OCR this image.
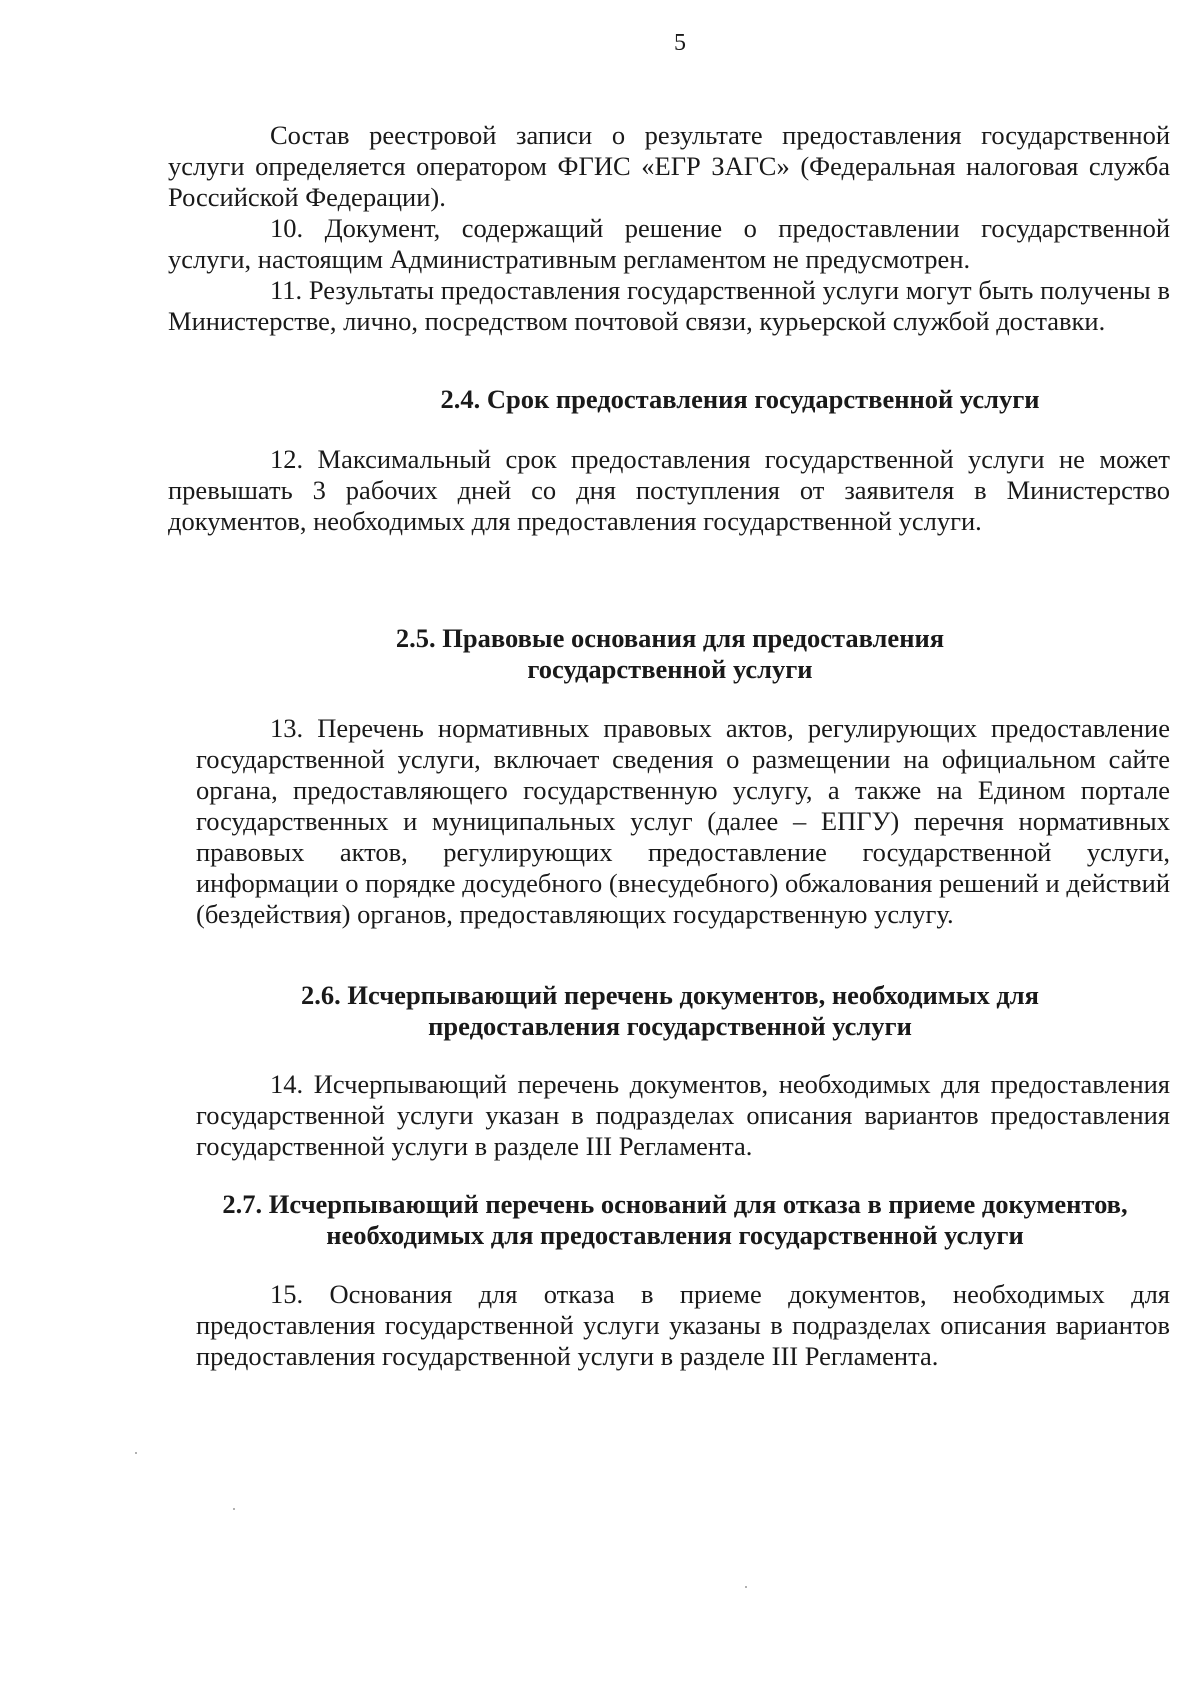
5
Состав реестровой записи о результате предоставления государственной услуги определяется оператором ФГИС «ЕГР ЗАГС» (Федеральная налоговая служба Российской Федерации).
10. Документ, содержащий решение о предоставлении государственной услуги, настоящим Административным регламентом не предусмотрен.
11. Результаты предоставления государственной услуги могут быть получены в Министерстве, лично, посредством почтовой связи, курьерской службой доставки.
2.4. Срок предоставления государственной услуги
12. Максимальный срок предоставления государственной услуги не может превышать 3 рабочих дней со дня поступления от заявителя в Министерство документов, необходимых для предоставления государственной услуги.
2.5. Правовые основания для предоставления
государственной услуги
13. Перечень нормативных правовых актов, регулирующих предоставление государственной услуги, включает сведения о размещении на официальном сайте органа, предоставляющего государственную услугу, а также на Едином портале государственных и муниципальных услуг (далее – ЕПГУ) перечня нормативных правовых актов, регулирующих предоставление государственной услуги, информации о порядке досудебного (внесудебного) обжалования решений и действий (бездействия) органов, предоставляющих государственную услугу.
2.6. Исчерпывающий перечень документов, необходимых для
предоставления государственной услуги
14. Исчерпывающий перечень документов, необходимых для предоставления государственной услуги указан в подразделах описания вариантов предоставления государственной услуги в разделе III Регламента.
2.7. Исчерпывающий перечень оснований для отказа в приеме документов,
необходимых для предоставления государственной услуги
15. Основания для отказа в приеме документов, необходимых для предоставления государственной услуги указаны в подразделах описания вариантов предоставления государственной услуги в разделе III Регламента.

########

Aim of the exercise: Each entry must be retyped word for word, with every image omitted.

Finished exercise:
OCR this image.
5
Состав реестровой записи о результате предоставления государственной услуги определяется оператором ФГИС «ЕГР ЗАГС» (Федеральная налоговая служба Российской Федерации).
10. Документ, содержащий решение о предоставлении государственной услуги, настоящим Административным регламентом не предусмотрен.
11. Результаты предоставления государственной услуги могут быть получены в Министерстве, лично, посредством почтовой связи, курьерской службой доставки.
2.4. Срок предоставления государственной услуги
12. Максимальный срок предоставления государственной услуги не может превышать 3 рабочих дней со дня поступления от заявителя в Министерство документов, необходимых для предоставления государственной услуги.
2.5. Правовые основания для предоставления
государственной услуги
13. Перечень нормативных правовых актов, регулирующих предоставление государственной услуги, включает сведения о размещении на официальном сайте органа, предоставляющего государственную услугу, а также на Едином портале государственных и муниципальных услуг (далее – ЕПГУ) перечня нормативных правовых актов, регулирующих предоставление государственной услуги, информации о порядке досудебного (внесудебного) обжалования решений и действий (бездействия) органов, предоставляющих государственную услугу.
2.6. Исчерпывающий перечень документов, необходимых для
предоставления государственной услуги
14. Исчерпывающий перечень документов, необходимых для предоставления государственной услуги указан в подразделах описания вариантов предоставления государственной услуги в разделе III Регламента.
2.7. Исчерпывающий перечень оснований для отказа в приеме документов,
необходимых для предоставления государственной услуги
15. Основания для отказа в приеме документов, необходимых для предоставления государственной услуги указаны в подразделах описания вариантов предоставления государственной услуги в разделе III Регламента.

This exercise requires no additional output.